#### ENUNCIADO A
En el relato del crucero, ¿a qué ciudad dijeron que enviarían las maletas perdidas?

#### TEXTO FUENTE
◆ ◆ ◆

Desastroso. Es la palabra que resume del crucero que realicé la semana pasada junto a mis padres en el que desde el principio hasta el final los contratiempos -y la mala organización y deficiente servicio de la compañía, Costa Cruceros– se sucedieron. Y ésta es la crónica de cómo se aguaron unas esperadas y planeadas vacaciones, y sin que cayera ni una sola gota de lluvia.
Nuestra pequeña odisea comenzó el domingo 8 de agosto a mediodía al aterrizar el avión en Venecia, desde donde zarpaba el barco, el Costa Serena. El viaje incluía el vuelo desde Barcelona a la ciudad italiana, un charter organizado por la propia naviera con la aerolínea Vueling. Pensamos que al tomar un avión subcontratado por Costa estábamos más a salvo de eventualidades, una forma de cubrirnos las espaldas. Pero resultó que nuestras espaldas se quedaron desnudas porque de las tres maletas que llevábamos, sólo apareció una, la de las bolsas de aseo y accesorios, mientras que las de la ropa -toda la prevista para la semana de crucero- se quedaron en España. No fuimos los únicos, a unas cincuenta personas más también les perdieron las maletas. Entre ellos, una pareja con una niña de menos de dos años, que se quedaron sin pañales, comida y demás enseres necesarios para su hija. Ya se sabe: mal de muchos, consuelo de tontos. Y tanto, porque hasta 90.000 son las maletas que se pierden a diario en todo el mundo. Según los datos de la Comisión Europea de Transportes de verano de 2009, de ese total de bultos extraviados, cerca de 10.000 lo hacen en Europa. El caso es que no nos explicaron muy bien por qué se había quedado en tierra parte del equipaje, aunque al fin y al cabo la causa ahora era lo de menos, lo que importaba era la solución. Tras rellenar un Parte de Irregularidad de Equipaje (PIR) para informar de lo sucedido, nos indicaron que, puesto que el vuelo dependía de Costa, nos enviarían las maletas el lunes a Bari, la siguiente escala, directamente al camarote o, en su defecto, a recepción del barco. Si hubiéramos tomado otro vuelo, hubiéramos debido ir al aeropuerto a por ellas. Al menos, dentro de lo malo un día sin ropa tampoco era demasiado, nuestro ánimo de disfrutar era más fuerte que esta contrariedad y confiamos en que pronto se solventaría. Claro que no sabíamos que la estadística de la Comisión continuaba, y era poco halagüeña: uno de cada 3.000 pasajeros nunca llega a recuperar su maleta y las aerolíneas no restituyen el 15% de las extraviadas en un plazo de 48 horas.

◆ ◆ ◆

#### REGISTROS DEL CONJUNTO
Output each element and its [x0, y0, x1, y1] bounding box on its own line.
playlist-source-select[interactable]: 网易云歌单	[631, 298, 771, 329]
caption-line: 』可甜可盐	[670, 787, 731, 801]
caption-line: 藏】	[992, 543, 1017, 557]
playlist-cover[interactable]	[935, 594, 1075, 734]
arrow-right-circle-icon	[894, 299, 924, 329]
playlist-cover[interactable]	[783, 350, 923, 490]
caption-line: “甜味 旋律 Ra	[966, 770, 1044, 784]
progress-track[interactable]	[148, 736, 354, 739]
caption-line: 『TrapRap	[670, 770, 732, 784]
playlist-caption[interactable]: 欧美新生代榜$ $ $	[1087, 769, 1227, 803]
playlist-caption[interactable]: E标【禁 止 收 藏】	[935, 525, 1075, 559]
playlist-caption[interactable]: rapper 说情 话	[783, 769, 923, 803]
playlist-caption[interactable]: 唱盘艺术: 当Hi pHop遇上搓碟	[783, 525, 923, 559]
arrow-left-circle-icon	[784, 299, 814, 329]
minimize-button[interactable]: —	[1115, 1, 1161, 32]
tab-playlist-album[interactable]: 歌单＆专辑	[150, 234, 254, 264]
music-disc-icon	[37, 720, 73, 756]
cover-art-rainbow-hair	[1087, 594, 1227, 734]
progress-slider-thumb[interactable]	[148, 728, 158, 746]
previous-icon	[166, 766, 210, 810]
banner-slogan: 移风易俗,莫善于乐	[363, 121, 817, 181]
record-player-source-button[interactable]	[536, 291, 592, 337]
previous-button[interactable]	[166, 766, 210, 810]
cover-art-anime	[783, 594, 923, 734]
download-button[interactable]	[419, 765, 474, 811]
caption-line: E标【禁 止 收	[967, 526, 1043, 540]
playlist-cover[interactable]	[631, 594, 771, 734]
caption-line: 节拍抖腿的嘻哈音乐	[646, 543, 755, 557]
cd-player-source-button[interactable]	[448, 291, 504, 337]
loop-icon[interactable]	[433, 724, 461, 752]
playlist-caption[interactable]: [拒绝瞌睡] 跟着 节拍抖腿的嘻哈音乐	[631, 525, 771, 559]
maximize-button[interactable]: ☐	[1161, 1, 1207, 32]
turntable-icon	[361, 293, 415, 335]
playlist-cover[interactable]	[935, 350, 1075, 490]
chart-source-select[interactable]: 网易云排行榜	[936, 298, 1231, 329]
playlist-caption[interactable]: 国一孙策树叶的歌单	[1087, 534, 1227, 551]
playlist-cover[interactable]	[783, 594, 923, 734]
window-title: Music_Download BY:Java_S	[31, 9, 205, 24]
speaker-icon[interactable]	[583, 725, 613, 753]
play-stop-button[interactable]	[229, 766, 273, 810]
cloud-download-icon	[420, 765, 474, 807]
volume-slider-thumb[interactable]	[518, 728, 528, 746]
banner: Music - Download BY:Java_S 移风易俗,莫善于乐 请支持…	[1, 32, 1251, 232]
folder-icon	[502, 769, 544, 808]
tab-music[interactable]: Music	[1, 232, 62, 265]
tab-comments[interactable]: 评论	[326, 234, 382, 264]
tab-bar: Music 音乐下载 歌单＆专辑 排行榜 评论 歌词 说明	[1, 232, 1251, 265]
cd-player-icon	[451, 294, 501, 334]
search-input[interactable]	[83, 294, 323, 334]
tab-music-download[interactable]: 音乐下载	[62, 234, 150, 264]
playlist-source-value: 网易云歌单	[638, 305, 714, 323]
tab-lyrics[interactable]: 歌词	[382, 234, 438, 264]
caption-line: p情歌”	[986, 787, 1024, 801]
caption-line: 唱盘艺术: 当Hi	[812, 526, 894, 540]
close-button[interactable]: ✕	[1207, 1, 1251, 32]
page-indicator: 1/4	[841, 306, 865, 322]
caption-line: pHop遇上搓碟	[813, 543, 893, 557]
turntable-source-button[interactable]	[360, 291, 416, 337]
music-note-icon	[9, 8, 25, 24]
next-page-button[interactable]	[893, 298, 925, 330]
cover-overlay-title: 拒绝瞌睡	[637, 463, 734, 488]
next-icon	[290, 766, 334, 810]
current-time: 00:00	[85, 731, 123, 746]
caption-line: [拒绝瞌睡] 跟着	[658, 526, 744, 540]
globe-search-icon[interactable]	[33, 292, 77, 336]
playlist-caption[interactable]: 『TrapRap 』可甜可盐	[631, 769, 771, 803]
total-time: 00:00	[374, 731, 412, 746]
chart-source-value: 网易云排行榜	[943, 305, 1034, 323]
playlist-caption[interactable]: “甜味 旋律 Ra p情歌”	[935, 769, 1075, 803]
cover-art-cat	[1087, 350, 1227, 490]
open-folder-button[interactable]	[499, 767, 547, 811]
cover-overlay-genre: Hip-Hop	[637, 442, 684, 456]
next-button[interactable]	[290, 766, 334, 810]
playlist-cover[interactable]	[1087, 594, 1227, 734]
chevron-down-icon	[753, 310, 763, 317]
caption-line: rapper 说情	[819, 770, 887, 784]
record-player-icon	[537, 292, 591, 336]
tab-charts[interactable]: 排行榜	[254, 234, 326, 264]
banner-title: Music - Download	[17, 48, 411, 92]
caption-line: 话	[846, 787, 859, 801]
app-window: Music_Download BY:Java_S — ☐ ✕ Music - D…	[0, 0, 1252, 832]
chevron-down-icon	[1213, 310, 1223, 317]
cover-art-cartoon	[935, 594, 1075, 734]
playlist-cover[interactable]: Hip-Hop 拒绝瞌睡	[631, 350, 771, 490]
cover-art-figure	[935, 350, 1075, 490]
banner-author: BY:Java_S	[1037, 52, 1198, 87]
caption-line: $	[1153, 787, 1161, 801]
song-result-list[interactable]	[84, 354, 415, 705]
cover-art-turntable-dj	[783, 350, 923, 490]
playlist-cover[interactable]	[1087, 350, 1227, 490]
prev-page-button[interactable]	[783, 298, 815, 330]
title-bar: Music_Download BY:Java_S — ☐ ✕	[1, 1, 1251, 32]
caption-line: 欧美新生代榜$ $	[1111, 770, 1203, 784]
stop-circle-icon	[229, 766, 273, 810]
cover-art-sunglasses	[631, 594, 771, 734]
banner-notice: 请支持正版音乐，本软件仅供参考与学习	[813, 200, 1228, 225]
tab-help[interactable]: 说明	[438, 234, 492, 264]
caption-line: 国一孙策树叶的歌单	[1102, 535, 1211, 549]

◆ ◆ ◆

#### ENUNCIADO B
Extrae sin cambios todas las líneas de los registros, desde la primera hasta la línea que contiene "725, 613, 753]", ambas incluidas.

#### RESPUESTA A
A Bari, la siguiente escala.

#### RESPUESTA B
Output each element and its [x0, y0, x1, y1] bounding box on its own line.
playlist-source-select[interactable]: 网易云歌单	[631, 298, 771, 329]
caption-line: 』可甜可盐	[670, 787, 731, 801]
caption-line: 藏】	[992, 543, 1017, 557]
playlist-cover[interactable]	[935, 594, 1075, 734]
arrow-right-circle-icon	[894, 299, 924, 329]
playlist-cover[interactable]	[783, 350, 923, 490]
caption-line: “甜味 旋律 Ra	[966, 770, 1044, 784]
progress-track[interactable]	[148, 736, 354, 739]
caption-line: 『TrapRap	[670, 770, 732, 784]
playlist-caption[interactable]: 欧美新生代榜$ $ $	[1087, 769, 1227, 803]
playlist-caption[interactable]: E标【禁 止 收 藏】	[935, 525, 1075, 559]
playlist-caption[interactable]: rapper 说情 话	[783, 769, 923, 803]
playlist-caption[interactable]: 唱盘艺术: 当Hi pHop遇上搓碟	[783, 525, 923, 559]
arrow-left-circle-icon	[784, 299, 814, 329]
minimize-button[interactable]: —	[1115, 1, 1161, 32]
tab-playlist-album[interactable]: 歌单＆专辑	[150, 234, 254, 264]
music-disc-icon	[37, 720, 73, 756]
cover-art-rainbow-hair	[1087, 594, 1227, 734]
progress-slider-thumb[interactable]	[148, 728, 158, 746]
previous-icon	[166, 766, 210, 810]
banner-slogan: 移风易俗,莫善于乐	[363, 121, 817, 181]
record-player-source-button[interactable]	[536, 291, 592, 337]
previous-button[interactable]	[166, 766, 210, 810]
cover-art-anime	[783, 594, 923, 734]
download-button[interactable]	[419, 765, 474, 811]
caption-line: E标【禁 止 收	[967, 526, 1043, 540]
playlist-cover[interactable]	[631, 594, 771, 734]
caption-line: 节拍抖腿的嘻哈音乐	[646, 543, 755, 557]
cd-player-source-button[interactable]	[448, 291, 504, 337]
loop-icon[interactable]	[433, 724, 461, 752]
playlist-caption[interactable]: [拒绝瞌睡] 跟着 节拍抖腿的嘻哈音乐	[631, 525, 771, 559]
maximize-button[interactable]: ☐	[1161, 1, 1207, 32]
turntable-icon	[361, 293, 415, 335]
playlist-cover[interactable]	[935, 350, 1075, 490]
chart-source-select[interactable]: 网易云排行榜	[936, 298, 1231, 329]
playlist-caption[interactable]: 国一孙策树叶的歌单	[1087, 534, 1227, 551]
playlist-cover[interactable]	[783, 594, 923, 734]
window-title: Music_Download BY:Java_S	[31, 9, 205, 24]
speaker-icon[interactable]	[583, 725, 613, 753]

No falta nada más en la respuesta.